> Exercise details: Quote the listing word for word, starting at its first line and ending at the line that contains "scatter-point <box>620 329 623 332</box>", with both of those lines included.

> Records excerpted from a collection:
###
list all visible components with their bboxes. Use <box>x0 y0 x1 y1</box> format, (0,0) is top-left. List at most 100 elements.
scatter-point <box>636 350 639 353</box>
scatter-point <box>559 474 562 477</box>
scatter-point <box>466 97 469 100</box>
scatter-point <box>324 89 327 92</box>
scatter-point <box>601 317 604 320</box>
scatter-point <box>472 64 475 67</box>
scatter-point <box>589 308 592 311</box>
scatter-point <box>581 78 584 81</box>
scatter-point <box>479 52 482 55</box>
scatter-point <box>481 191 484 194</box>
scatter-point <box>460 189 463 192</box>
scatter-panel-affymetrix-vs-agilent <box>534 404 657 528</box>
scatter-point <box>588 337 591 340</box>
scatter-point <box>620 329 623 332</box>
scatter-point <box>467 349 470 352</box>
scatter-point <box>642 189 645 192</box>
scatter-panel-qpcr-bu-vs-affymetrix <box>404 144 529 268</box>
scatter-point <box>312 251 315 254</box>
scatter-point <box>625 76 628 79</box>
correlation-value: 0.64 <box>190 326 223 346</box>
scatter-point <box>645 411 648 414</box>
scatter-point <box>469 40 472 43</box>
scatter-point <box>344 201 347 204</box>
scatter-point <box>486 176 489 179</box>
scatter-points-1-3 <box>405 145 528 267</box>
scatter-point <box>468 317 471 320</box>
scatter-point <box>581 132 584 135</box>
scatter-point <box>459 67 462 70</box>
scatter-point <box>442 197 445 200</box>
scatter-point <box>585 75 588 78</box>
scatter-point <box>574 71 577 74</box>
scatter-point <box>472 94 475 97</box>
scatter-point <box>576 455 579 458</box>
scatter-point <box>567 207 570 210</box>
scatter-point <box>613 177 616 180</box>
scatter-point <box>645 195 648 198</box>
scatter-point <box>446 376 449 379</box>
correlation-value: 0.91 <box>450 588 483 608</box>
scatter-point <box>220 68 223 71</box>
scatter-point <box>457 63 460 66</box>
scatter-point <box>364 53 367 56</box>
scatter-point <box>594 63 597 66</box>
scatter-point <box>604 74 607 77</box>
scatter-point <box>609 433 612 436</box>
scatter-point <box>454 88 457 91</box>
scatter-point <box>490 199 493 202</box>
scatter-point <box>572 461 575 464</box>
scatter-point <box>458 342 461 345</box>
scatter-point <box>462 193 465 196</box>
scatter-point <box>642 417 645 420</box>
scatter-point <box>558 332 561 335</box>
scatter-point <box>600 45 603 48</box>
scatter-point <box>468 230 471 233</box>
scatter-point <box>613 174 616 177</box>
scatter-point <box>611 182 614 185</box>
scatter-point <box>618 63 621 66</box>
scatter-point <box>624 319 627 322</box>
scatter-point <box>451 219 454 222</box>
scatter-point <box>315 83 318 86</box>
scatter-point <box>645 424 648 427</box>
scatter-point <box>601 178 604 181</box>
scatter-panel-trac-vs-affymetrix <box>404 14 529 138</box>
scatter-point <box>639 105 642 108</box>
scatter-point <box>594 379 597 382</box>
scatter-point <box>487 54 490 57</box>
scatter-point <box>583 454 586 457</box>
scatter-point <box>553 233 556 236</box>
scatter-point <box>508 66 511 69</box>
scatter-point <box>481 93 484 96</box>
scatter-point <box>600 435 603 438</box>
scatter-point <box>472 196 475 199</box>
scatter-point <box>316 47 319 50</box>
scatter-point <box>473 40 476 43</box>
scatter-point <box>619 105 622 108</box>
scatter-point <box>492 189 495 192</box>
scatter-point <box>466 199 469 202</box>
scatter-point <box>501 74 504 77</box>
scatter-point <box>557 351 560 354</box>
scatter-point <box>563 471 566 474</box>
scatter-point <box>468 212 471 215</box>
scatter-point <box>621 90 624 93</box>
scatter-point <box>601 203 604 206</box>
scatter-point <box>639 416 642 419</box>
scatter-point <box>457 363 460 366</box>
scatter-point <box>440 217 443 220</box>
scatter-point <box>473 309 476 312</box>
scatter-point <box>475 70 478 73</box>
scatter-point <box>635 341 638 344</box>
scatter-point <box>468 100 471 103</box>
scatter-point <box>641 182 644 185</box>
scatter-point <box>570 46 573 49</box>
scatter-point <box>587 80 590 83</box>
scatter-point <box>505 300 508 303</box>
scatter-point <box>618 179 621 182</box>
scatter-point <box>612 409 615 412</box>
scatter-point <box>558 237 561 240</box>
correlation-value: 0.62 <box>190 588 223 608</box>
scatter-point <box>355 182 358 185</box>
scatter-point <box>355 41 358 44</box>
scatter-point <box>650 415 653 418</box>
###
> Problem solution:
list all visible components with their bboxes. Use <box>x0 y0 x1 y1</box> format, (0,0) is top-left. List at most 100 elements.
scatter-point <box>636 350 639 353</box>
scatter-point <box>559 474 562 477</box>
scatter-point <box>466 97 469 100</box>
scatter-point <box>324 89 327 92</box>
scatter-point <box>601 317 604 320</box>
scatter-point <box>472 64 475 67</box>
scatter-point <box>589 308 592 311</box>
scatter-point <box>581 78 584 81</box>
scatter-point <box>479 52 482 55</box>
scatter-point <box>481 191 484 194</box>
scatter-point <box>460 189 463 192</box>
scatter-panel-affymetrix-vs-agilent <box>534 404 657 528</box>
scatter-point <box>588 337 591 340</box>
scatter-point <box>620 329 623 332</box>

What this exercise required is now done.